**Dataset records:**
↓

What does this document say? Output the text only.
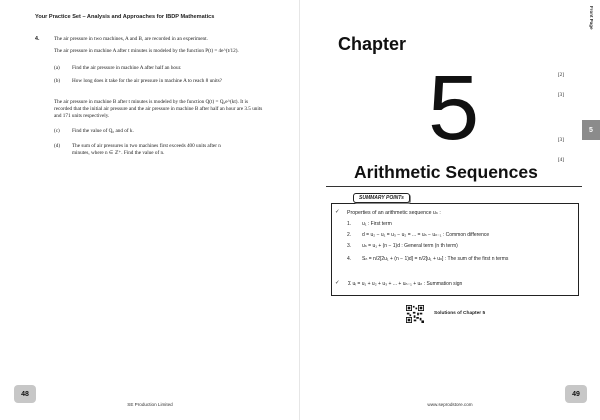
Your Practice Set – Analysis and Approaches for IBDP Mathematics
4.	The air pressure in two machines, A and B, are recorded in an experiment.
The air pressure in machine A after t minutes is modeled by the function P(t) = 4e^(t/12).
(a) Find the air pressure in machine A after half an hour.
[2]
(b) How long does it take for the air pressure in machine A to reach 8 units?
[3]
The air pressure in machine B after t minutes is modeled by the function Q(t) = Q₀e^(kt). It is recorded that the initial air pressure and the air pressure in machine B after half an hour are 3.5 units and 171 units respectively.
(c) Find the value of Q₀ and of k.
[3]
(d) The sum of air pressures in two machines first exceeds 400 units after n minutes, where n ∈ ℤ⁺. Find the value of n.
[4]
48
SE Production Limited
Front Page
5
Chapter
5
Arithmetic Sequences
SUMMARY POINTs
✓ Properties of an arithmetic sequence uₙ :
1. u₁ : First term
2. d = u₂ − u₁ = u₃ − u₂ = ... = uₙ − uₙ₋₁ : Common difference
3. uₙ = u₁ + (n − 1)d : General term (n th term)
4. Sₙ = n/2[2u₁ + (n − 1)d] = n/2[u₁ + uₙ] : The sum of the first n terms
✓ Σ uᵢ = u₁ + u₂ + u₃ + ... + uₙ₋₁ + uₙ : Summation sign
Solutions of Chapter 5
49
www.seprodstore.com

↑

**WORK TO COMPLETE:**
From the listing above, collect each line in which the string "units" appears.

**WORKED ANSWER:**
(b) How long does it take for the air pressure in machine A to reach 8 units?
The air pressure in machine B after t minutes is modeled by the function Q(t) = Q₀e^(kt). It is recorded that the initial air pressure and the air pressure in machine B after half an hour are 3.5 units and 171 units respectively.
(d) The sum of air pressures in two machines first exceeds 400 units after n minutes, where n ∈ ℤ⁺. Find the value of n.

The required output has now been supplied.